* DIRECTIONS *
Give the number of lines holding the string "color" and nothing more.

* RAW DATA *
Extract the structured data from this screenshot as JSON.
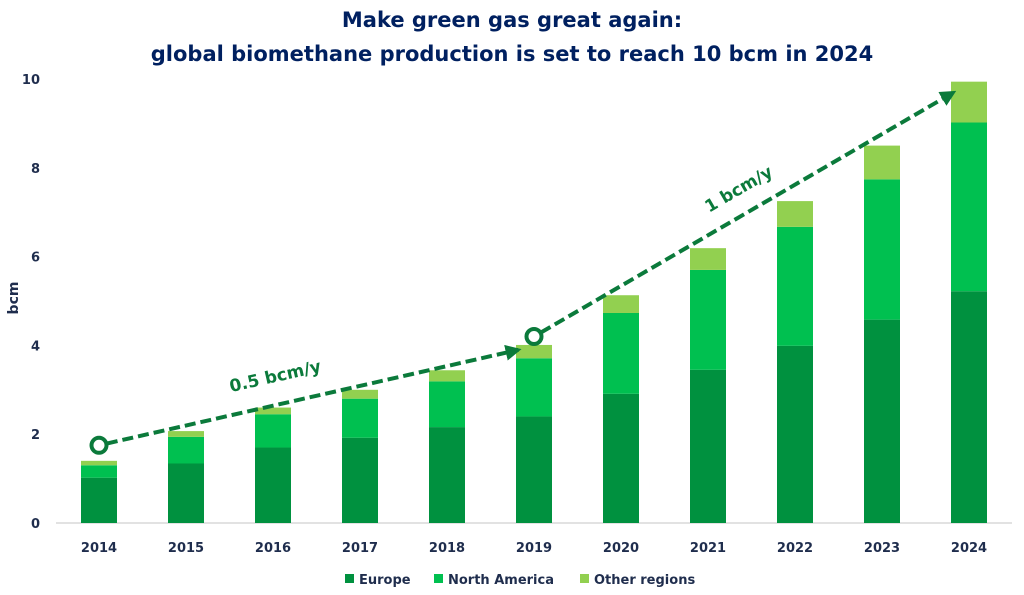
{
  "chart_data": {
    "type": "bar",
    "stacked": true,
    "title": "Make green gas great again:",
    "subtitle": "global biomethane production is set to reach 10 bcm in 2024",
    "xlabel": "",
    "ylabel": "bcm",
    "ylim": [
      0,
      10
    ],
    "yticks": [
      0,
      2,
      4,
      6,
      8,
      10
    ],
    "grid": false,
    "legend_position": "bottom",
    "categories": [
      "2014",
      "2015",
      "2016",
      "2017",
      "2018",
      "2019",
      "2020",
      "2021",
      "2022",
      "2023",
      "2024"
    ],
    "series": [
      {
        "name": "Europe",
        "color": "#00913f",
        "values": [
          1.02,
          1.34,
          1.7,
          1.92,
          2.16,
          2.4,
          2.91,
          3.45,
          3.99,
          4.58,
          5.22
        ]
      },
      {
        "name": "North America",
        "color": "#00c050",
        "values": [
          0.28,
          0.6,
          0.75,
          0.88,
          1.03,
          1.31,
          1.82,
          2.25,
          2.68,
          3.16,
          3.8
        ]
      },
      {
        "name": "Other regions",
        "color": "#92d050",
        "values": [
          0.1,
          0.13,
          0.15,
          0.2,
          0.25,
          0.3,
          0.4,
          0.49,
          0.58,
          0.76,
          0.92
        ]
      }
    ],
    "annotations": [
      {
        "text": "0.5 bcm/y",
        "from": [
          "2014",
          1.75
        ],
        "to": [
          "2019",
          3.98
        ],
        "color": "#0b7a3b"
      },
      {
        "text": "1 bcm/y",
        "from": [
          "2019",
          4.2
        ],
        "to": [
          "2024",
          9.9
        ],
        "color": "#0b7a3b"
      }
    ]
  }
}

* EXERCISE ANSWER *
5